### What the exercise asks
Repeat the material below exactly, with no pictures.

"""

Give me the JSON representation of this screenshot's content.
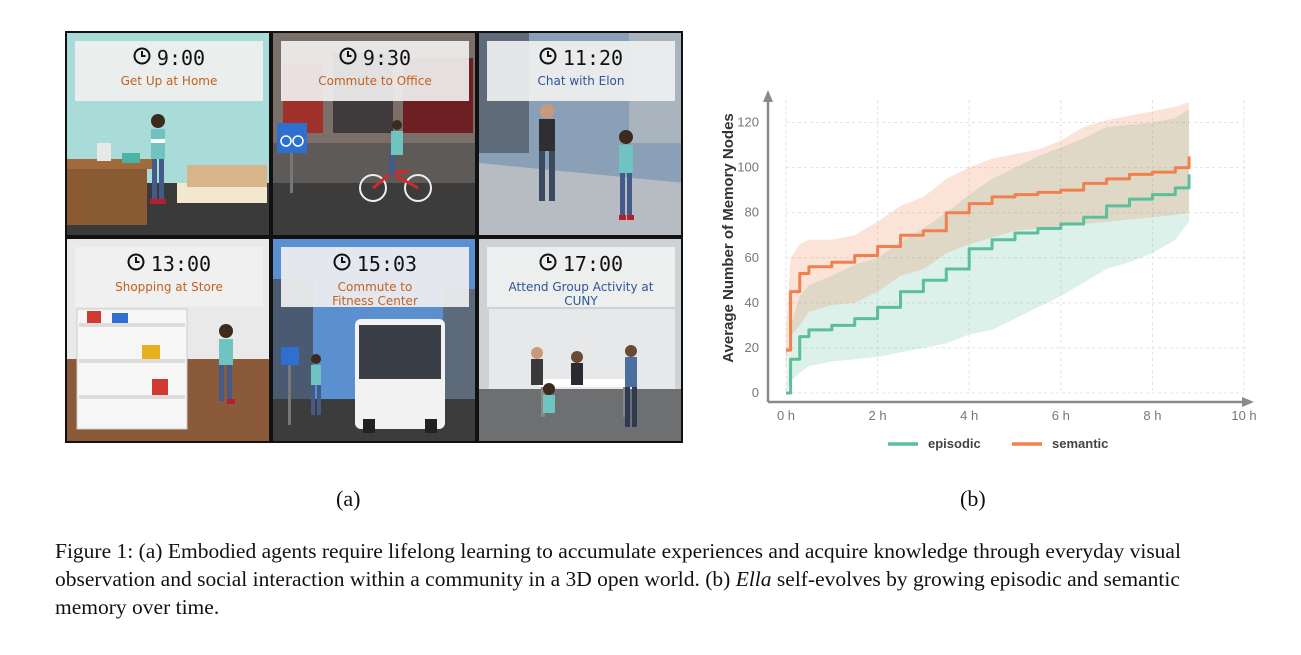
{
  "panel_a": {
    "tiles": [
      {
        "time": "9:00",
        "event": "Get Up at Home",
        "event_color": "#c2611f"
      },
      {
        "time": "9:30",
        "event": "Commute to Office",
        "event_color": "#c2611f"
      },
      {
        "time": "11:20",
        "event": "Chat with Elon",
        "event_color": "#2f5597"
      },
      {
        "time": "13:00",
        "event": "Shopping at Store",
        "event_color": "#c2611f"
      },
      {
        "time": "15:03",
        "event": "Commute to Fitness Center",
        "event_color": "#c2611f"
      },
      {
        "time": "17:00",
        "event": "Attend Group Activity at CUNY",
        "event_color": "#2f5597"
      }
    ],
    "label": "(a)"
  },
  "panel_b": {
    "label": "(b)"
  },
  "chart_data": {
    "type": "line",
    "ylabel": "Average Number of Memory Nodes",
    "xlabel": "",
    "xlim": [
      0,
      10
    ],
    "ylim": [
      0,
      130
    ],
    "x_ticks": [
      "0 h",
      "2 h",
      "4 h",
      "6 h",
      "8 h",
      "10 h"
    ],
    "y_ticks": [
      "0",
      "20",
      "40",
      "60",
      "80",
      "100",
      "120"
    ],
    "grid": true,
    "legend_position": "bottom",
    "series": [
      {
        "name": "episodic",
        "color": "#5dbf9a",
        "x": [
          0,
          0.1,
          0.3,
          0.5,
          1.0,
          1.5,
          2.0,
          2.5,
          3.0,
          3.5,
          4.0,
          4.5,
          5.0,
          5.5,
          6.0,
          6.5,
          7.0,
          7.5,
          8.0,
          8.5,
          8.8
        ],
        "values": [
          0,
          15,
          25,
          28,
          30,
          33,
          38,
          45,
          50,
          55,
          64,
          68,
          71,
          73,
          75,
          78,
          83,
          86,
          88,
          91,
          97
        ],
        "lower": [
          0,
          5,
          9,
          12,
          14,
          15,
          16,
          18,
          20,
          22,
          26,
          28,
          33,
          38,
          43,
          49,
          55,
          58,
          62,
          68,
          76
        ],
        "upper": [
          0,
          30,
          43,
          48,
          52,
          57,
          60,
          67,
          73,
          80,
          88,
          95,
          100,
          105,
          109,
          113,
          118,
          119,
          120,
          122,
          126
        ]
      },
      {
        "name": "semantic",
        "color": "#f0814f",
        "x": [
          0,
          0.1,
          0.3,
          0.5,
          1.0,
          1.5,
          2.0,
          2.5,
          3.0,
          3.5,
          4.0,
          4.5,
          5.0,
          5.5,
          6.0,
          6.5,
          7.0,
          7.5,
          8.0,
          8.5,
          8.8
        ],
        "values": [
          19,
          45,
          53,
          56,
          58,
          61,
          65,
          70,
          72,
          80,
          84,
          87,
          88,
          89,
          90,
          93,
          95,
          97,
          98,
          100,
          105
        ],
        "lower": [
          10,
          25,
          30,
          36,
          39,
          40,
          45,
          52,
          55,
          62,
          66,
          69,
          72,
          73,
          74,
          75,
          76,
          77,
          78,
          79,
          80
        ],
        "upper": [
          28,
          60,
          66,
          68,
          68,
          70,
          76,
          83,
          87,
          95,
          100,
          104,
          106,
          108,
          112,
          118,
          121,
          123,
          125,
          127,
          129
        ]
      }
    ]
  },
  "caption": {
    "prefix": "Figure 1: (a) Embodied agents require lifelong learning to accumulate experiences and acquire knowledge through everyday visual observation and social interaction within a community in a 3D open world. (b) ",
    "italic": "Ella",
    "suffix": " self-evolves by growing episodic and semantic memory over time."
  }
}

"""

### The completed task
Give me the JSON representation of this screenshot's content.
{
  "panel_a": {
    "tiles": [
      {
        "time": "9:00",
        "event": "Get Up at Home",
        "event_color": "#c2611f"
      },
      {
        "time": "9:30",
        "event": "Commute to Office",
        "event_color": "#c2611f"
      },
      {
        "time": "11:20",
        "event": "Chat with Elon",
        "event_color": "#2f5597"
      },
      {
        "time": "13:00",
        "event": "Shopping at Store",
        "event_color": "#c2611f"
      },
      {
        "time": "15:03",
        "event": "Commute to Fitness Center",
        "event_color": "#c2611f"
      },
      {
        "time": "17:00",
        "event": "Attend Group Activity at CUNY",
        "event_color": "#2f5597"
      }
    ],
    "label": "(a)"
  },
  "panel_b": {
    "label": "(b)"
  },
  "chart_data": {
    "type": "line",
    "ylabel": "Average Number of Memory Nodes",
    "xlabel": "",
    "xlim": [
      0,
      10
    ],
    "ylim": [
      0,
      130
    ],
    "x_ticks": [
      "0 h",
      "2 h",
      "4 h",
      "6 h",
      "8 h",
      "10 h"
    ],
    "y_ticks": [
      "0",
      "20",
      "40",
      "60",
      "80",
      "100",
      "120"
    ],
    "grid": true,
    "legend_position": "bottom",
    "series": [
      {
        "name": "episodic",
        "color": "#5dbf9a",
        "x": [
          0,
          0.1,
          0.3,
          0.5,
          1.0,
          1.5,
          2.0,
          2.5,
          3.0,
          3.5,
          4.0,
          4.5,
          5.0,
          5.5,
          6.0,
          6.5,
          7.0,
          7.5,
          8.0,
          8.5,
          8.8
        ],
        "values": [
          0,
          15,
          25,
          28,
          30,
          33,
          38,
          45,
          50,
          55,
          64,
          68,
          71,
          73,
          75,
          78,
          83,
          86,
          88,
          91,
          97
        ],
        "lower": [
          0,
          5,
          9,
          12,
          14,
          15,
          16,
          18,
          20,
          22,
          26,
          28,
          33,
          38,
          43,
          49,
          55,
          58,
          62,
          68,
          76
        ],
        "upper": [
          0,
          30,
          43,
          48,
          52,
          57,
          60,
          67,
          73,
          80,
          88,
          95,
          100,
          105,
          109,
          113,
          118,
          119,
          120,
          122,
          126
        ]
      },
      {
        "name": "semantic",
        "color": "#f0814f",
        "x": [
          0,
          0.1,
          0.3,
          0.5,
          1.0,
          1.5,
          2.0,
          2.5,
          3.0,
          3.5,
          4.0,
          4.5,
          5.0,
          5.5,
          6.0,
          6.5,
          7.0,
          7.5,
          8.0,
          8.5,
          8.8
        ],
        "values": [
          19,
          45,
          53,
          56,
          58,
          61,
          65,
          70,
          72,
          80,
          84,
          87,
          88,
          89,
          90,
          93,
          95,
          97,
          98,
          100,
          105
        ],
        "lower": [
          10,
          25,
          30,
          36,
          39,
          40,
          45,
          52,
          55,
          62,
          66,
          69,
          72,
          73,
          74,
          75,
          76,
          77,
          78,
          79,
          80
        ],
        "upper": [
          28,
          60,
          66,
          68,
          68,
          70,
          76,
          83,
          87,
          95,
          100,
          104,
          106,
          108,
          112,
          118,
          121,
          123,
          125,
          127,
          129
        ]
      }
    ]
  },
  "caption": {
    "prefix": "Figure 1: (a) Embodied agents require lifelong learning to accumulate experiences and acquire knowledge through everyday visual observation and social interaction within a community in a 3D open world. (b) ",
    "italic": "Ella",
    "suffix": " self-evolves by growing episodic and semantic memory over time."
  }
}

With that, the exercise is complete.